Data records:
---*---

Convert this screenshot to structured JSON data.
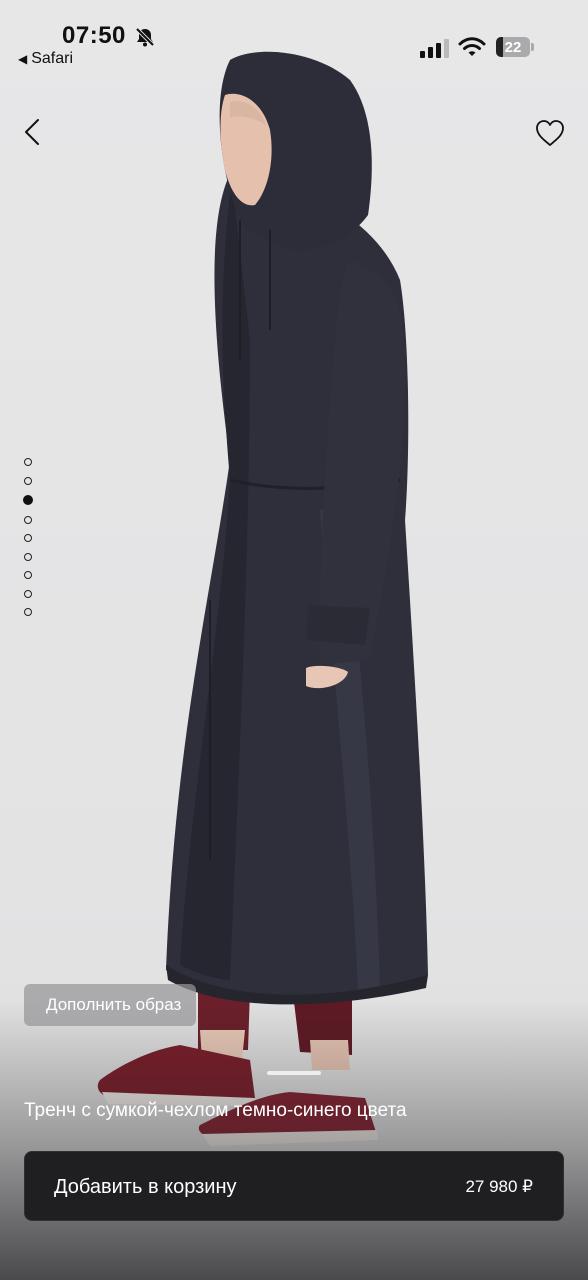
{
  "status_bar": {
    "time": "07:50",
    "back_app": "Safari",
    "battery_level": "22"
  },
  "nav": {
    "back_icon": "chevron-left-icon",
    "favorite_icon": "heart-icon"
  },
  "gallery": {
    "total_images": 9,
    "active_index": 2
  },
  "complete_look_label": "Дополнить образ",
  "product": {
    "title": "Тренч с сумкой-чехлом темно-синего цвета",
    "add_to_cart_label": "Добавить в корзину",
    "price": "27 980 ₽"
  },
  "colors": {
    "coat": "#2e2f3a",
    "background": "#e7e7e8",
    "leggings": "#6b1f2a",
    "sneakers": "#7a1e2a",
    "cart_button": "#1f1f21"
  }
}
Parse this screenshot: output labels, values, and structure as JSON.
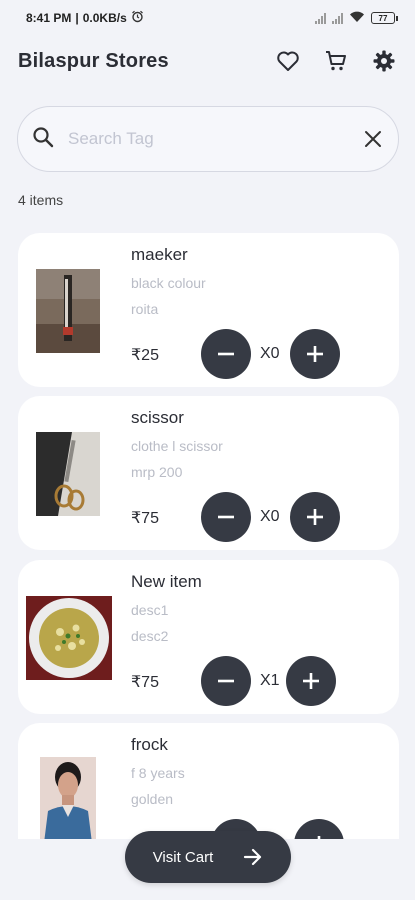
{
  "status_bar": {
    "time": "8:41 PM",
    "network_speed": "0.0KB/s",
    "battery": "77"
  },
  "app_bar": {
    "title": "Bilaspur Stores",
    "icons": [
      "heart-icon",
      "cart-icon",
      "gear-icon"
    ]
  },
  "search": {
    "placeholder": "Search Tag",
    "value": ""
  },
  "item_count": "4 items",
  "items": [
    {
      "name": "maeker",
      "desc1": "black colour",
      "desc2": "roita",
      "price": "₹25",
      "qty": "X0"
    },
    {
      "name": "scissor",
      "desc1": "clothe l scissor",
      "desc2": "mrp 200",
      "price": "₹75",
      "qty": "X0"
    },
    {
      "name": "New item",
      "desc1": "desc1",
      "desc2": "desc2",
      "price": "₹75",
      "qty": "X1"
    },
    {
      "name": "frock",
      "desc1": "f 8 years",
      "desc2": "golden",
      "price": "",
      "qty": ""
    }
  ],
  "cart_button": {
    "label": "Visit Cart"
  },
  "colors": {
    "background": "#f2f3f8",
    "card": "#ffffff",
    "accent_dark": "#363a44",
    "muted_text": "#b9bcc6"
  }
}
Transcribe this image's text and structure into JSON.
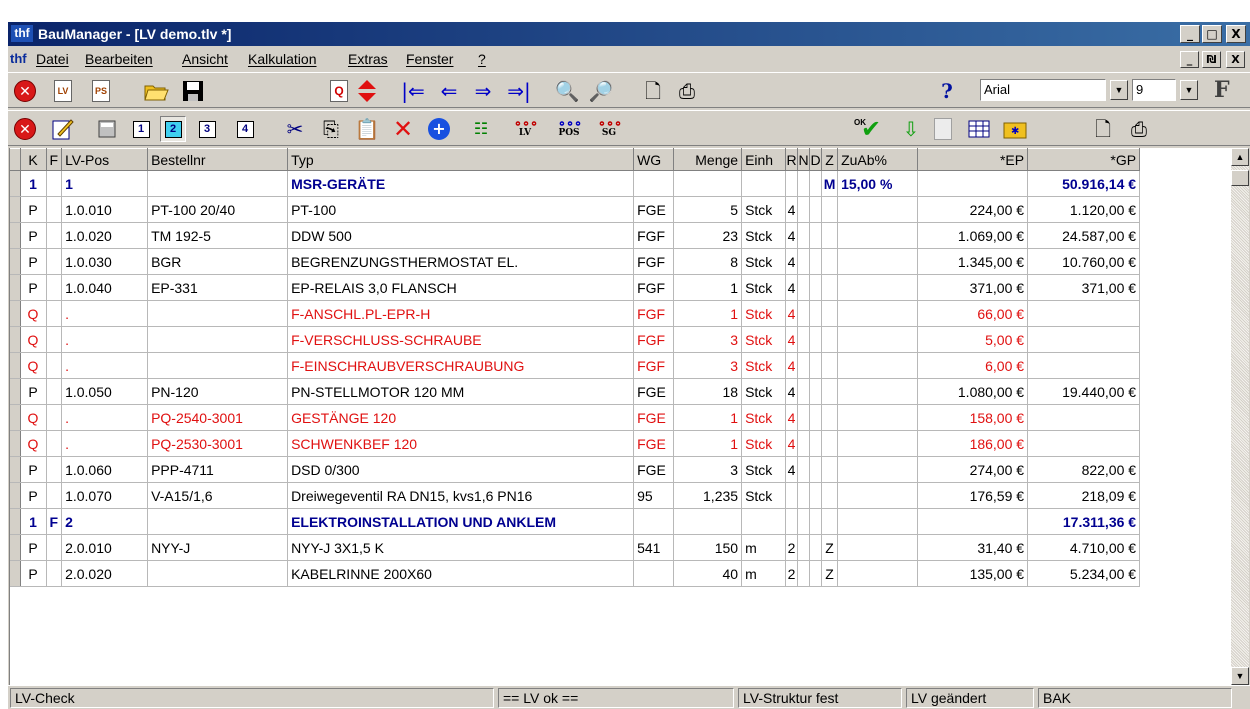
{
  "window": {
    "app_icon": "thf",
    "title": "BauManager - [LV demo.tlv *]",
    "buttons": [
      "_",
      "□",
      "X"
    ]
  },
  "menubar": {
    "logo": "thf",
    "items": [
      "Datei",
      "Bearbeiten",
      "Ansicht",
      "Kalkulation",
      "Extras",
      "Fenster",
      "?"
    ],
    "mdi_buttons": [
      "_",
      "₪",
      "X"
    ]
  },
  "toolbar1": {
    "icons": [
      "close-red-icon",
      "lv-doc-icon",
      "ps-doc-icon",
      "open-folder-icon",
      "save-disk-icon",
      "q-icon",
      "up-down-arrows-icon",
      "first-icon",
      "prev-icon",
      "next-icon",
      "last-icon",
      "find-icon",
      "find-next-icon",
      "print-preview-icon",
      "print-icon",
      "help-icon"
    ],
    "q_label": "Q",
    "lv_label": "LV",
    "ps_label": "PS",
    "font_name": "Arial",
    "font_size": "9",
    "bold_label": "F"
  },
  "toolbar2": {
    "icons": [
      "close-red-icon",
      "edit-icon",
      "calculator-icon",
      "view-1-icon",
      "view-2-icon",
      "view-3-icon",
      "view-4-icon",
      "cut-icon",
      "copy-icon",
      "paste-icon",
      "delete-icon",
      "add-icon",
      "structure-icon",
      "lv-link-icon",
      "pos-link-icon",
      "sg-link-icon",
      "ok-check-icon",
      "down-arrow-icon",
      "grey-doc-icon",
      "table-icon",
      "folder-star-icon",
      "print-preview-icon",
      "print-icon"
    ],
    "views": [
      "1",
      "2",
      "3",
      "4"
    ],
    "active_view": "2",
    "link_labels": [
      "LV",
      "POS",
      "SG"
    ],
    "ok_label": "OK"
  },
  "grid": {
    "columns": [
      "K",
      "F",
      "LV-Pos",
      "Bestellnr",
      "Typ",
      "WG",
      "Menge",
      "Einh",
      "R",
      "N",
      "D",
      "Z",
      "ZuAb%",
      "*EP",
      "*GP"
    ],
    "rows": [
      {
        "kind": "h",
        "cells": [
          "1",
          "",
          "1",
          "",
          "MSR-GERÄTE",
          "",
          "",
          "",
          "",
          "",
          "",
          "M",
          "15,00 %",
          "",
          "50.916,14 €"
        ]
      },
      {
        "kind": "p",
        "cells": [
          "P",
          "",
          "1.0.010",
          "PT-100 20/40",
          "PT-100",
          "FGE",
          "5",
          "Stck",
          "4",
          "",
          "",
          "",
          "",
          "224,00 €",
          "1.120,00 €"
        ]
      },
      {
        "kind": "p",
        "cells": [
          "P",
          "",
          "1.0.020",
          "TM 192-5",
          "DDW 500",
          "FGF",
          "23",
          "Stck",
          "4",
          "",
          "",
          "",
          "",
          "1.069,00 €",
          "24.587,00 €"
        ]
      },
      {
        "kind": "p",
        "cells": [
          "P",
          "",
          "1.0.030",
          "BGR",
          "BEGRENZUNGSTHERMOSTAT EL.",
          "FGF",
          "8",
          "Stck",
          "4",
          "",
          "",
          "",
          "",
          "1.345,00 €",
          "10.760,00 €"
        ]
      },
      {
        "kind": "p",
        "cells": [
          "P",
          "",
          "1.0.040",
          "EP-331",
          "EP-RELAIS 3,0 FLANSCH",
          "FGF",
          "1",
          "Stck",
          "4",
          "",
          "",
          "",
          "",
          "371,00 €",
          "371,00 €"
        ]
      },
      {
        "kind": "q",
        "cells": [
          "Q",
          "",
          ".",
          "",
          "F-ANSCHL.PL-EPR-H",
          "FGF",
          "1",
          "Stck",
          "4",
          "",
          "",
          "",
          "",
          "66,00 €",
          ""
        ]
      },
      {
        "kind": "q",
        "cells": [
          "Q",
          "",
          ".",
          "",
          "F-VERSCHLUSS-SCHRAUBE",
          "FGF",
          "3",
          "Stck",
          "4",
          "",
          "",
          "",
          "",
          "5,00 €",
          ""
        ]
      },
      {
        "kind": "q",
        "cells": [
          "Q",
          "",
          ".",
          "",
          "F-EINSCHRAUBVERSCHRAUBUNG",
          "FGF",
          "3",
          "Stck",
          "4",
          "",
          "",
          "",
          "",
          "6,00 €",
          ""
        ]
      },
      {
        "kind": "p",
        "cells": [
          "P",
          "",
          "1.0.050",
          "PN-120",
          "PN-STELLMOTOR 120 MM",
          "FGE",
          "18",
          "Stck",
          "4",
          "",
          "",
          "",
          "",
          "1.080,00 €",
          "19.440,00 €"
        ]
      },
      {
        "kind": "q",
        "cells": [
          "Q",
          "",
          ".",
          "PQ-2540-3001",
          "GESTÄNGE 120",
          "FGE",
          "1",
          "Stck",
          "4",
          "",
          "",
          "",
          "",
          "158,00 €",
          ""
        ]
      },
      {
        "kind": "q",
        "cells": [
          "Q",
          "",
          ".",
          "PQ-2530-3001",
          "SCHWENKBEF 120",
          "FGE",
          "1",
          "Stck",
          "4",
          "",
          "",
          "",
          "",
          "186,00 €",
          ""
        ]
      },
      {
        "kind": "p",
        "cells": [
          "P",
          "",
          "1.0.060",
          "PPP-4711",
          "DSD 0/300",
          "FGE",
          "3",
          "Stck",
          "4",
          "",
          "",
          "",
          "",
          "274,00 €",
          "822,00 €"
        ]
      },
      {
        "kind": "p",
        "cells": [
          "P",
          "",
          "1.0.070",
          "V-A15/1,6",
          "Dreiwegeventil RA  DN15, kvs1,6 PN16",
          "95",
          "1,235",
          "Stck",
          "",
          "",
          "",
          "",
          "",
          "176,59 €",
          "218,09 €"
        ]
      },
      {
        "kind": "h",
        "cells": [
          "1",
          "F",
          "2",
          "",
          "ELEKTROINSTALLATION UND ANKLEM",
          "",
          "",
          "",
          "",
          "",
          "",
          "",
          "",
          "",
          "17.311,36 €"
        ]
      },
      {
        "kind": "p",
        "cells": [
          "P",
          "",
          "2.0.010",
          "NYY-J",
          "NYY-J 3X1,5 K",
          "541",
          "150",
          "m",
          "2",
          "",
          "",
          "Z",
          "",
          "31,40 €",
          "4.710,00 €"
        ]
      },
      {
        "kind": "p",
        "cells": [
          "P",
          "",
          "2.0.020",
          "",
          "KABELRINNE 200X60",
          "",
          "40",
          "m",
          "2",
          "",
          "",
          "Z",
          "",
          "135,00 €",
          "5.234,00 €"
        ]
      }
    ]
  },
  "statusbar": {
    "panels": [
      "LV-Check",
      "== LV ok ==",
      "LV-Struktur fest",
      "LV geändert",
      "BAK"
    ]
  }
}
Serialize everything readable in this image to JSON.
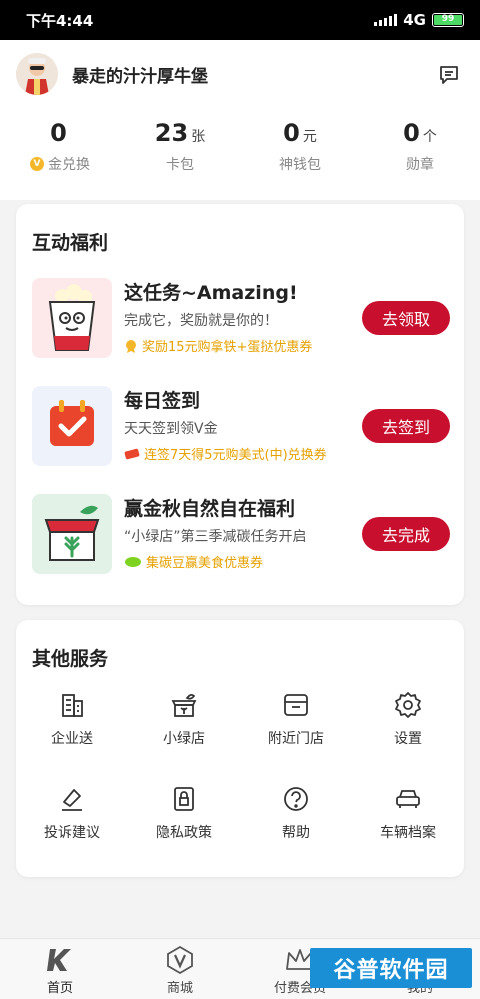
{
  "status_bar": {
    "time": "下午4:44",
    "network": "4G",
    "battery": "99"
  },
  "header": {
    "username": "暴走的汁汁厚牛堡",
    "stats": [
      {
        "value": "0",
        "unit": "",
        "label": "金兑换"
      },
      {
        "value": "23",
        "unit": "张",
        "label": "卡包"
      },
      {
        "value": "0",
        "unit": "元",
        "label": "神钱包"
      },
      {
        "value": "0",
        "unit": "个",
        "label": "勋章"
      }
    ]
  },
  "welfare": {
    "title": "互动福利",
    "tasks": [
      {
        "title": "这任务~Amazing!",
        "desc": "完成它，奖励就是你的！",
        "reward": "奖励15元购拿铁+蛋挞优惠券",
        "button": "去领取"
      },
      {
        "title": "每日签到",
        "desc": "天天签到领V金",
        "reward": "连签7天得5元购美式(中)兑换券",
        "button": "去签到"
      },
      {
        "title": "赢金秋自然自在福利",
        "desc": "“小绿店”第三季减碳任务开启",
        "reward": "集碳豆赢美食优惠券",
        "button": "去完成"
      }
    ]
  },
  "services": {
    "title": "其他服务",
    "items": [
      {
        "label": "企业送",
        "icon": "building-icon"
      },
      {
        "label": "小绿店",
        "icon": "green-store-icon"
      },
      {
        "label": "附近门店",
        "icon": "store-icon"
      },
      {
        "label": "设置",
        "icon": "gear-icon"
      },
      {
        "label": "投诉建议",
        "icon": "feedback-icon"
      },
      {
        "label": "隐私政策",
        "icon": "privacy-icon"
      },
      {
        "label": "帮助",
        "icon": "help-icon"
      },
      {
        "label": "车辆档案",
        "icon": "car-icon"
      }
    ]
  },
  "tabbar": {
    "items": [
      {
        "label": "首页",
        "icon": "home-k-icon"
      },
      {
        "label": "商城",
        "icon": "mall-v-icon"
      },
      {
        "label": "付费会员",
        "icon": "crown-icon"
      },
      {
        "label": "我的",
        "icon": "profile-icon"
      }
    ]
  },
  "watermark": "谷普软件园",
  "colors": {
    "accent": "#c8102e",
    "reward": "#e5a100",
    "battery": "#4cd964"
  }
}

---*---

* [What you should do]
Give the number of lines above in which the word "print" occurs, with nothing else.

* [Final result]
4